### TASK DESCRIPTION
Print every entry, word for word, and skip the images.

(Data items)
-=-=-

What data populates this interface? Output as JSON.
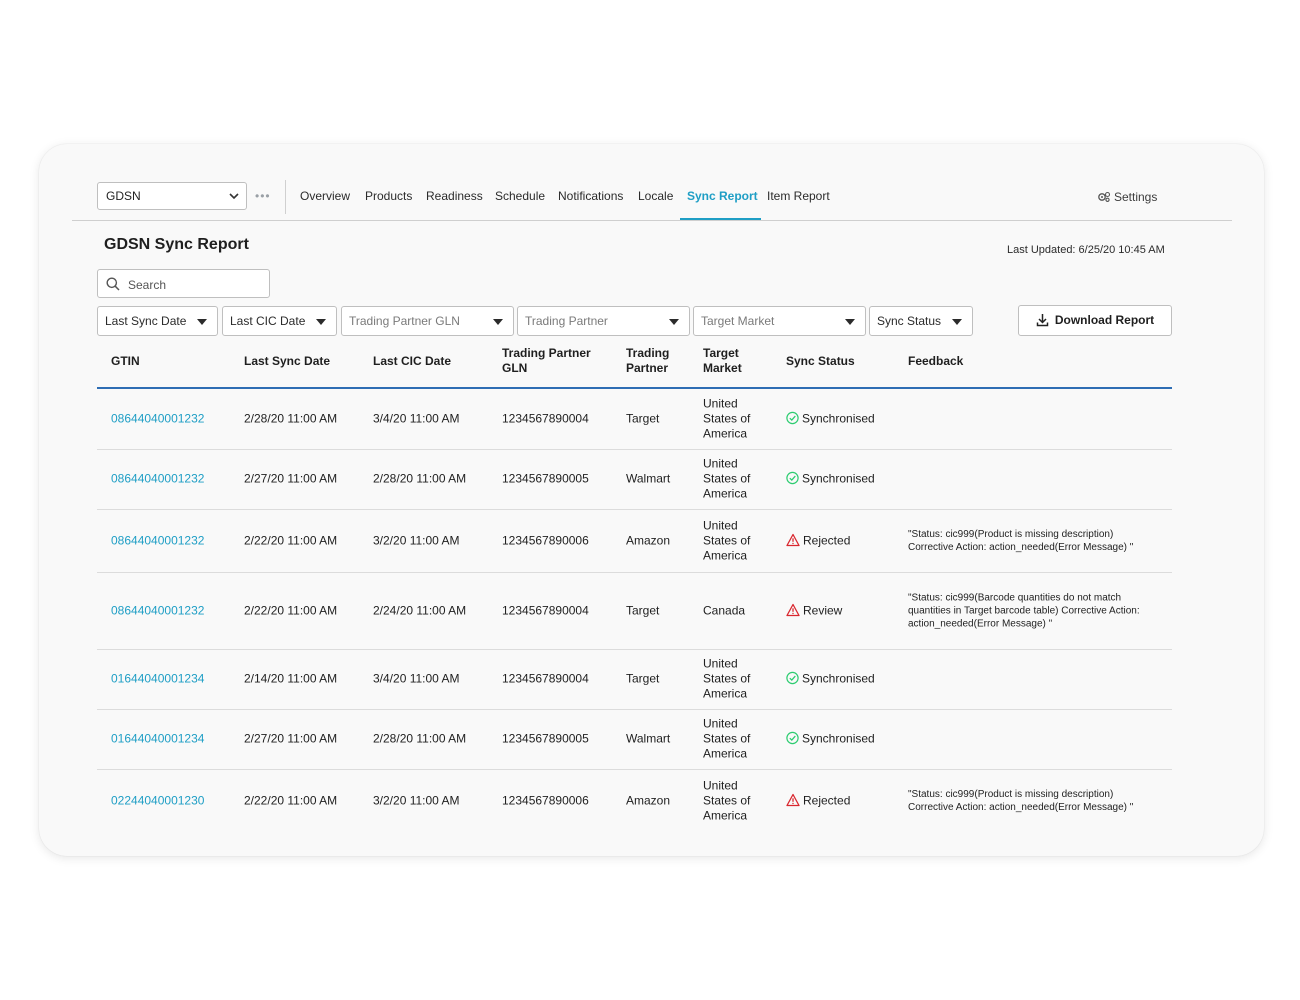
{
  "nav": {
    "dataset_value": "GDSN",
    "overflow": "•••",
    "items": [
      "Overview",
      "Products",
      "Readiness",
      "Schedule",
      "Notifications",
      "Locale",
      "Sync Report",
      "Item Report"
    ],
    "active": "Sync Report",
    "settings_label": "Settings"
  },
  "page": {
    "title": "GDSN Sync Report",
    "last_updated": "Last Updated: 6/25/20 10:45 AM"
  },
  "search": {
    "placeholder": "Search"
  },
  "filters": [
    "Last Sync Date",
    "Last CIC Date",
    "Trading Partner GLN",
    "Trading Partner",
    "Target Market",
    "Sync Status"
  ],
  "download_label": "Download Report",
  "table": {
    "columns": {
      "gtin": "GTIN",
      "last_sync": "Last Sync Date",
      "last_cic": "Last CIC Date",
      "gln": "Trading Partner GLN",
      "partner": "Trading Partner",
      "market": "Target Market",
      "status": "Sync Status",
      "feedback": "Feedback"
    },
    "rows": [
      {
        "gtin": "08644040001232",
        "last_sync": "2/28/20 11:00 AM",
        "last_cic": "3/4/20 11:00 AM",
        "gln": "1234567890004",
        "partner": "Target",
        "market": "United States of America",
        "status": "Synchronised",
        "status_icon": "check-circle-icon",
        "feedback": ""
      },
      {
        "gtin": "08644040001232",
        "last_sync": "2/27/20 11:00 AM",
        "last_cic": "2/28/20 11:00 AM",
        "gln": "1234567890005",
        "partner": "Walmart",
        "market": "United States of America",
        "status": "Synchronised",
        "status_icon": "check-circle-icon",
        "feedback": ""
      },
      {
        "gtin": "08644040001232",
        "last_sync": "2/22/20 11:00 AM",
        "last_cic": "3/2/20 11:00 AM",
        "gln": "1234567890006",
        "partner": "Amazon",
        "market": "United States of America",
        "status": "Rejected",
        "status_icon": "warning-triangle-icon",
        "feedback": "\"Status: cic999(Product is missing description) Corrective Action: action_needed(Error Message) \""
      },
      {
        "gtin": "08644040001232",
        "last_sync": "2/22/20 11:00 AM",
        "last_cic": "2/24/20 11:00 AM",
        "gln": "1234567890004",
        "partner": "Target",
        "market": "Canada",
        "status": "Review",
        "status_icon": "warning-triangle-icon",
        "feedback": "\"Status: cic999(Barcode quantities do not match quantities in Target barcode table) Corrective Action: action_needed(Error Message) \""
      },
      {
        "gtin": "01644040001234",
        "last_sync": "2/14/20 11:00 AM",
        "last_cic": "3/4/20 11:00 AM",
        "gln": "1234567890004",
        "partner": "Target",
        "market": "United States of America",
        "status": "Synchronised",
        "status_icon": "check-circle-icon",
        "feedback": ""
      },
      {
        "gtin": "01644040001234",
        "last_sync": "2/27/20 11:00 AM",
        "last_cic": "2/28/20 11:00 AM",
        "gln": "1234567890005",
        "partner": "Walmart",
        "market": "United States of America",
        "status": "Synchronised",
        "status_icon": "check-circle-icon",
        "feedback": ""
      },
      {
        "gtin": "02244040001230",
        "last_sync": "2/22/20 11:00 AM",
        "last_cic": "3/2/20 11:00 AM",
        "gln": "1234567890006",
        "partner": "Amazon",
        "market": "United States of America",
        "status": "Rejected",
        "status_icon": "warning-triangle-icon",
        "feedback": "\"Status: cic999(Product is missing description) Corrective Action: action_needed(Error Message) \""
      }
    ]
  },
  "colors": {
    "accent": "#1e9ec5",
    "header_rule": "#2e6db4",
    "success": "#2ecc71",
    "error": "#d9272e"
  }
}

-=-=-

### PROBLEM SOLUTION
What data populates this interface? Output as JSON.
{
  "nav": {
    "dataset_value": "GDSN",
    "overflow": "•••",
    "items": [
      "Overview",
      "Products",
      "Readiness",
      "Schedule",
      "Notifications",
      "Locale",
      "Sync Report",
      "Item Report"
    ],
    "active": "Sync Report",
    "settings_label": "Settings"
  },
  "page": {
    "title": "GDSN Sync Report",
    "last_updated": "Last Updated: 6/25/20 10:45 AM"
  },
  "search": {
    "placeholder": "Search"
  },
  "filters": [
    "Last Sync Date",
    "Last CIC Date",
    "Trading Partner GLN",
    "Trading Partner",
    "Target Market",
    "Sync Status"
  ],
  "download_label": "Download Report",
  "table": {
    "columns": {
      "gtin": "GTIN",
      "last_sync": "Last Sync Date",
      "last_cic": "Last CIC Date",
      "gln": "Trading Partner GLN",
      "partner": "Trading Partner",
      "market": "Target Market",
      "status": "Sync Status",
      "feedback": "Feedback"
    },
    "rows": [
      {
        "gtin": "08644040001232",
        "last_sync": "2/28/20 11:00 AM",
        "last_cic": "3/4/20 11:00 AM",
        "gln": "1234567890004",
        "partner": "Target",
        "market": "United States of America",
        "status": "Synchronised",
        "status_icon": "check-circle-icon",
        "feedback": ""
      },
      {
        "gtin": "08644040001232",
        "last_sync": "2/27/20 11:00 AM",
        "last_cic": "2/28/20 11:00 AM",
        "gln": "1234567890005",
        "partner": "Walmart",
        "market": "United States of America",
        "status": "Synchronised",
        "status_icon": "check-circle-icon",
        "feedback": ""
      },
      {
        "gtin": "08644040001232",
        "last_sync": "2/22/20 11:00 AM",
        "last_cic": "3/2/20 11:00 AM",
        "gln": "1234567890006",
        "partner": "Amazon",
        "market": "United States of America",
        "status": "Rejected",
        "status_icon": "warning-triangle-icon",
        "feedback": "\"Status: cic999(Product is missing description) Corrective Action: action_needed(Error Message) \""
      },
      {
        "gtin": "08644040001232",
        "last_sync": "2/22/20 11:00 AM",
        "last_cic": "2/24/20 11:00 AM",
        "gln": "1234567890004",
        "partner": "Target",
        "market": "Canada",
        "status": "Review",
        "status_icon": "warning-triangle-icon",
        "feedback": "\"Status: cic999(Barcode quantities do not match quantities in Target barcode table) Corrective Action: action_needed(Error Message) \""
      },
      {
        "gtin": "01644040001234",
        "last_sync": "2/14/20 11:00 AM",
        "last_cic": "3/4/20 11:00 AM",
        "gln": "1234567890004",
        "partner": "Target",
        "market": "United States of America",
        "status": "Synchronised",
        "status_icon": "check-circle-icon",
        "feedback": ""
      },
      {
        "gtin": "01644040001234",
        "last_sync": "2/27/20 11:00 AM",
        "last_cic": "2/28/20 11:00 AM",
        "gln": "1234567890005",
        "partner": "Walmart",
        "market": "United States of America",
        "status": "Synchronised",
        "status_icon": "check-circle-icon",
        "feedback": ""
      },
      {
        "gtin": "02244040001230",
        "last_sync": "2/22/20 11:00 AM",
        "last_cic": "3/2/20 11:00 AM",
        "gln": "1234567890006",
        "partner": "Amazon",
        "market": "United States of America",
        "status": "Rejected",
        "status_icon": "warning-triangle-icon",
        "feedback": "\"Status: cic999(Product is missing description) Corrective Action: action_needed(Error Message) \""
      }
    ]
  },
  "colors": {
    "accent": "#1e9ec5",
    "header_rule": "#2e6db4",
    "success": "#2ecc71",
    "error": "#d9272e"
  }
}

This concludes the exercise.